(WORK INSTRUCTIONS): Repeat every line of the listing below exactly, minus the pictures.

(SUPPLIED RECORDS):
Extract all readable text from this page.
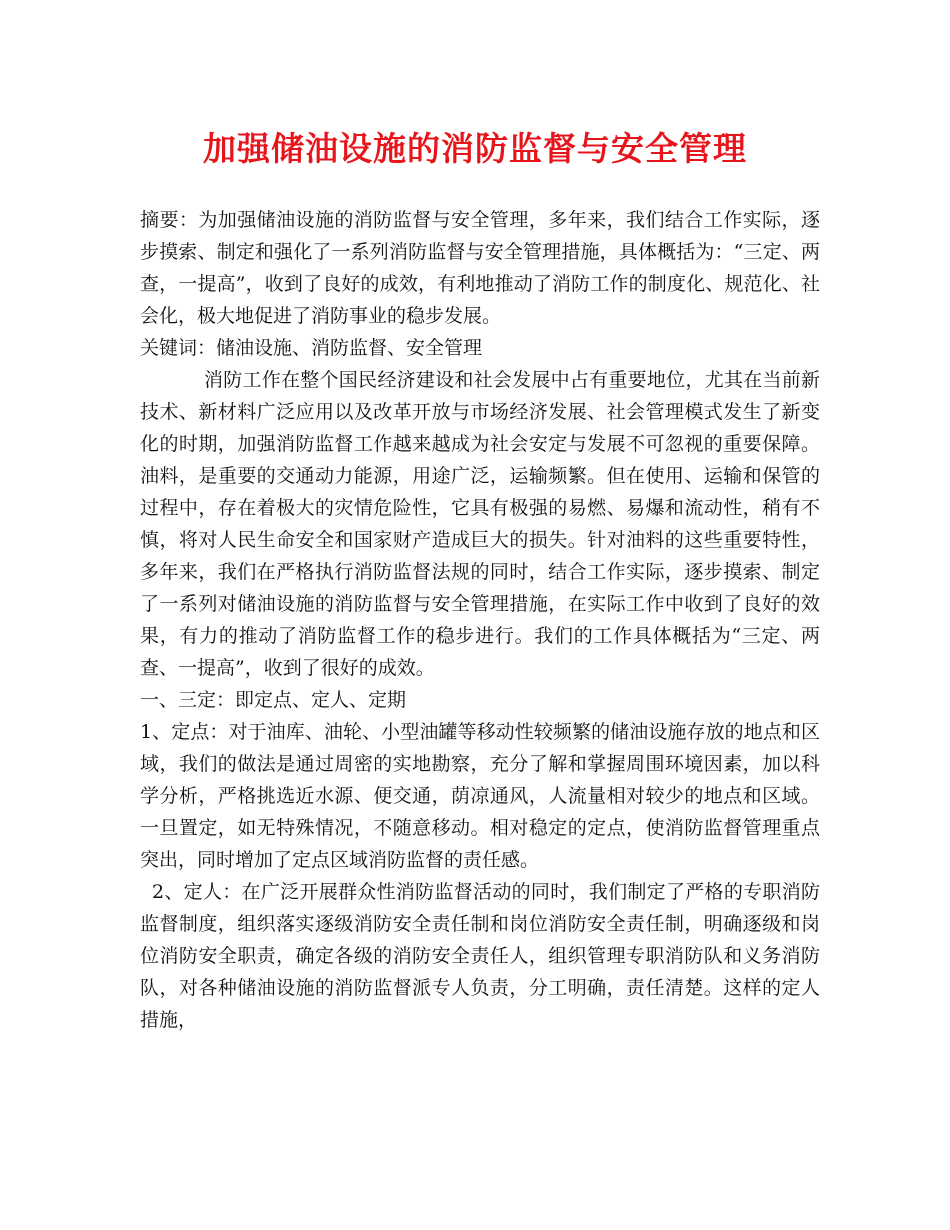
加强储油设施的消防监督与安全管理

摘要：为加强储油设施的消防监督与安全管理，多年来，我们结合工作实际，逐步摸索、制定和强化了一系列消防监督与安全管理措施，具体概括为：“三定、两查，一提高”，收到了良好的成效，有利地推动了消防工作的制度化、规范化、社会化，极大地促进了消防事业的稳步发展。

关键词：储油设施、消防监督、安全管理

消防工作在整个国民经济建设和社会发展中占有重要地位，尤其在当前新技术、新材料广泛应用以及改革开放与市场经济发展、社会管理模式发生了新变化的时期，加强消防监督工作越来越成为社会安定与发展不可忽视的重要保障。油料，是重要的交通动力能源，用途广泛，运输频繁。但在使用、运输和保管的过程中，存在着极大的灾情危险性，它具有极强的易燃、易爆和流动性，稍有不慎，将对人民生命安全和国家财产造成巨大的损失。针对油料的这些重要特性，多年来，我们在严格执行消防监督法规的同时，结合工作实际，逐步摸索、制定了一系列对储油设施的消防监督与安全管理措施，在实际工作中收到了良好的效果，有力的推动了消防监督工作的稳步进行。我们的工作具体概括为“三定、两查、一提高”，收到了很好的成效。

一、三定：即定点、定人、定期

1、定点：对于油库、油轮、小型油罐等移动性较频繁的储油设施存放的地点和区域，我们的做法是通过周密的实地勘察，充分了解和掌握周围环境因素，加以科学分析，严格挑选近水源、便交通，荫凉通风，人流量相对较少的地点和区域。一旦置定，如无特殊情况，不随意移动。相对稳定的定点，使消防监督管理重点突出，同时增加了定点区域消防监督的责任感。

2、定人：在广泛开展群众性消防监督活动的同时，我们制定了严格的专职消防监督制度，组织落实逐级消防安全责任制和岗位消防安全责任制，明确逐级和岗位消防安全职责，确定各级的消防安全责任人，组织管理专职消防队和义务消防队，对各种储油设施的消防监督派专人负责，分工明确，责任清楚。这样的定人措施，
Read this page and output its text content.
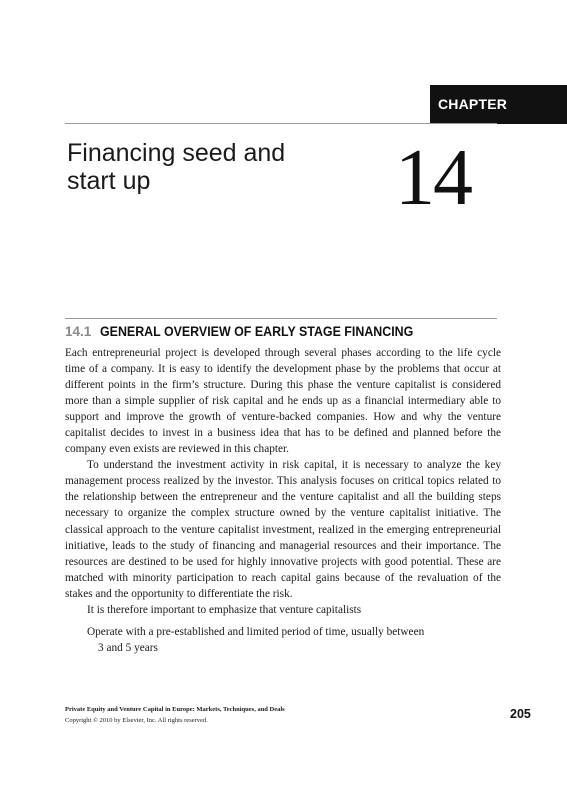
CHAPTER
Financing seed and start up	14
14.1 GENERAL OVERVIEW OF EARLY STAGE FINANCING

Each entrepreneurial project is developed through several phases according to the life cycle time of a company. It is easy to identify the development phase by the problems that occur at different points in the firm’s structure. During this phase the venture capitalist is considered more than a simple supplier of risk capital and he ends up as a financial intermediary able to support and improve the growth of venture-backed companies. How and why the venture capitalist decides to invest in a business idea that has to be defined and planned before the company even exists are reviewed in this chapter.

To understand the investment activity in risk capital, it is necessary to analyze the key management process realized by the investor. This analysis focuses on critical topics related to the relationship between the entrepreneur and the venture capitalist and all the building steps necessary to organize the complex structure owned by the venture capitalist initiative. The classical approach to the venture capitalist investment, realized in the emerging entrepreneurial initiative, leads to the study of financing and managerial resources and their importance. The resources are destined to be used for highly innovative projects with good potential. These are matched with minority participation to reach capital gains because of the revaluation of the stakes and the opportunity to differentiate the risk.

It is therefore important to emphasize that venture capitalists

Operate with a pre-established and limited period of time, usually between
3 and 5 years

Private Equity and Venture Capital in Europe: Markets, Techniques, and Deals
Copyright © 2010 by Elsevier, Inc. All rights reserved.	205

(EXERCISE RESULT):
Extract all readable text from this page.
加强储油设施的消防监督与安全管理

摘要：为加强储油设施的消防监督与安全管理，多年来，我们结合工作实际，逐步摸索、制定和强化了一系列消防监督与安全管理措施，具体概括为：“三定、两查，一提高”，收到了良好的成效，有利地推动了消防工作的制度化、规范化、社会化，极大地促进了消防事业的稳步发展。

关键词：储油设施、消防监督、安全管理

消防工作在整个国民经济建设和社会发展中占有重要地位，尤其在当前新技术、新材料广泛应用以及改革开放与市场经济发展、社会管理模式发生了新变化的时期，加强消防监督工作越来越成为社会安定与发展不可忽视的重要保障。油料，是重要的交通动力能源，用途广泛，运输频繁。但在使用、运输和保管的过程中，存在着极大的灾情危险性，它具有极强的易燃、易爆和流动性，稍有不慎，将对人民生命安全和国家财产造成巨大的损失。针对油料的这些重要特性，多年来，我们在严格执行消防监督法规的同时，结合工作实际，逐步摸索、制定了一系列对储油设施的消防监督与安全管理措施，在实际工作中收到了良好的效果，有力的推动了消防监督工作的稳步进行。我们的工作具体概括为“三定、两查、一提高”，收到了很好的成效。

一、三定：即定点、定人、定期

1、定点：对于油库、油轮、小型油罐等移动性较频繁的储油设施存放的地点和区域，我们的做法是通过周密的实地勘察，充分了解和掌握周围环境因素，加以科学分析，严格挑选近水源、便交通，荫凉通风，人流量相对较少的地点和区域。一旦置定，如无特殊情况，不随意移动。相对稳定的定点，使消防监督管理重点突出，同时增加了定点区域消防监督的责任感。

2、定人：在广泛开展群众性消防监督活动的同时，我们制定了严格的专职消防监督制度，组织落实逐级消防安全责任制和岗位消防安全责任制，明确逐级和岗位消防安全职责，确定各级的消防安全责任人，组织管理专职消防队和义务消防队，对各种储油设施的消防监督派专人负责，分工明确，责任清楚。这样的定人措施，
Read this page and output its text content.
CHAPTER
Financing seed and start up	14
14.1 GENERAL OVERVIEW OF EARLY STAGE FINANCING

Each entrepreneurial project is developed through several phases according to the life cycle time of a company. It is easy to identify the development phase by the problems that occur at different points in the firm’s structure. During this phase the venture capitalist is considered more than a simple supplier of risk capital and he ends up as a financial intermediary able to support and improve the growth of venture-backed companies. How and why the venture capitalist decides to invest in a business idea that has to be defined and planned before the company even exists are reviewed in this chapter.

To understand the investment activity in risk capital, it is necessary to analyze the key management process realized by the investor. This analysis focuses on critical topics related to the relationship between the entrepreneur and the venture capitalist and all the building steps necessary to organize the complex structure owned by the venture capitalist initiative. The classical approach to the venture capitalist investment, realized in the emerging entrepreneurial initiative, leads to the study of financing and managerial resources and their importance. The resources are destined to be used for highly innovative projects with good potential. These are matched with minority participation to reach capital gains because of the revaluation of the stakes and the opportunity to differentiate the risk.

It is therefore important to emphasize that venture capitalists

Operate with a pre-established and limited period of time, usually between
3 and 5 years

Private Equity and Venture Capital in Europe: Markets, Techniques, and Deals
Copyright © 2010 by Elsevier, Inc. All rights reserved.	205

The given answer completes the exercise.